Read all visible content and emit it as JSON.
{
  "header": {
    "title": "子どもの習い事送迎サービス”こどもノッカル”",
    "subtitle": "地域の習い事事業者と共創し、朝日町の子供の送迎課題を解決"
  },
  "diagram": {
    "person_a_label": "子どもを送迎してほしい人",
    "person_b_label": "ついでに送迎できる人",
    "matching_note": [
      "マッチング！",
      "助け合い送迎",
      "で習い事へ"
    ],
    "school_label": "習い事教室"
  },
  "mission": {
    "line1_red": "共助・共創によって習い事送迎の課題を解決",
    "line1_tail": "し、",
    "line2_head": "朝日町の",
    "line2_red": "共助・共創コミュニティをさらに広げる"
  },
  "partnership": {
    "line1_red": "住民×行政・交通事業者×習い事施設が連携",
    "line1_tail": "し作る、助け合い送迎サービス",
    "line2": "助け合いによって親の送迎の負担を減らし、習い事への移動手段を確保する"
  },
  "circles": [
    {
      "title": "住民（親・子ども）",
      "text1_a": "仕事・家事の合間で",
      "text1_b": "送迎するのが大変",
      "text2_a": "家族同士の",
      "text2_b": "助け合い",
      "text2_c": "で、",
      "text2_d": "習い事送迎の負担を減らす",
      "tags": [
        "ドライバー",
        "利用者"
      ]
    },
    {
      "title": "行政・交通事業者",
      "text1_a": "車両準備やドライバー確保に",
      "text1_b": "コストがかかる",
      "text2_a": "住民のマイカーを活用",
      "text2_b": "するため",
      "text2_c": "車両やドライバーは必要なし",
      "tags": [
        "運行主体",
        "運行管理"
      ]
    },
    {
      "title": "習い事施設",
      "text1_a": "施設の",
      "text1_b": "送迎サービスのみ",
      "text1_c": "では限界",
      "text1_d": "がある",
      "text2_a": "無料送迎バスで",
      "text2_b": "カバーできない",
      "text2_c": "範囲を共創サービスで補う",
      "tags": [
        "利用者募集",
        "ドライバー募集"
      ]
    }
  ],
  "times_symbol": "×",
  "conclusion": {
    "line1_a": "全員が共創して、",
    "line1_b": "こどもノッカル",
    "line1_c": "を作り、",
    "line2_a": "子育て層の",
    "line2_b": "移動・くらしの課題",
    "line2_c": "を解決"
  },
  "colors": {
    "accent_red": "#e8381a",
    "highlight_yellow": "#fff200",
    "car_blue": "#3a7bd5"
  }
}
※
● Written task
Every line of the records above needs to be given again exactly.

● Response for this exercise
Read all visible content and emit it as JSON.
{
  "header": {
    "title": "子どもの習い事送迎サービス”こどもノッカル”",
    "subtitle": "地域の習い事事業者と共創し、朝日町の子供の送迎課題を解決"
  },
  "diagram": {
    "person_a_label": "子どもを送迎してほしい人",
    "person_b_label": "ついでに送迎できる人",
    "matching_note": [
      "マッチング！",
      "助け合い送迎",
      "で習い事へ"
    ],
    "school_label": "習い事教室"
  },
  "mission": {
    "line1_red": "共助・共創によって習い事送迎の課題を解決",
    "line1_tail": "し、",
    "line2_head": "朝日町の",
    "line2_red": "共助・共創コミュニティをさらに広げる"
  },
  "partnership": {
    "line1_red": "住民×行政・交通事業者×習い事施設が連携",
    "line1_tail": "し作る、助け合い送迎サービス",
    "line2": "助け合いによって親の送迎の負担を減らし、習い事への移動手段を確保する"
  },
  "circles": [
    {
      "title": "住民（親・子ども）",
      "text1_a": "仕事・家事の合間で",
      "text1_b": "送迎するのが大変",
      "text2_a": "家族同士の",
      "text2_b": "助け合い",
      "text2_c": "で、",
      "text2_d": "習い事送迎の負担を減らす",
      "tags": [
        "ドライバー",
        "利用者"
      ]
    },
    {
      "title": "行政・交通事業者",
      "text1_a": "車両準備やドライバー確保に",
      "text1_b": "コストがかかる",
      "text2_a": "住民のマイカーを活用",
      "text2_b": "するため",
      "text2_c": "車両やドライバーは必要なし",
      "tags": [
        "運行主体",
        "運行管理"
      ]
    },
    {
      "title": "習い事施設",
      "text1_a": "施設の",
      "text1_b": "送迎サービスのみ",
      "text1_c": "では限界",
      "text1_d": "がある",
      "text2_a": "無料送迎バスで",
      "text2_b": "カバーできない",
      "text2_c": "範囲を共創サービスで補う",
      "tags": [
        "利用者募集",
        "ドライバー募集"
      ]
    }
  ],
  "times_symbol": "×",
  "conclusion": {
    "line1_a": "全員が共創して、",
    "line1_b": "こどもノッカル",
    "line1_c": "を作り、",
    "line2_a": "子育て層の",
    "line2_b": "移動・くらしの課題",
    "line2_c": "を解決"
  },
  "colors": {
    "accent_red": "#e8381a",
    "highlight_yellow": "#fff200",
    "car_blue": "#3a7bd5"
  }
}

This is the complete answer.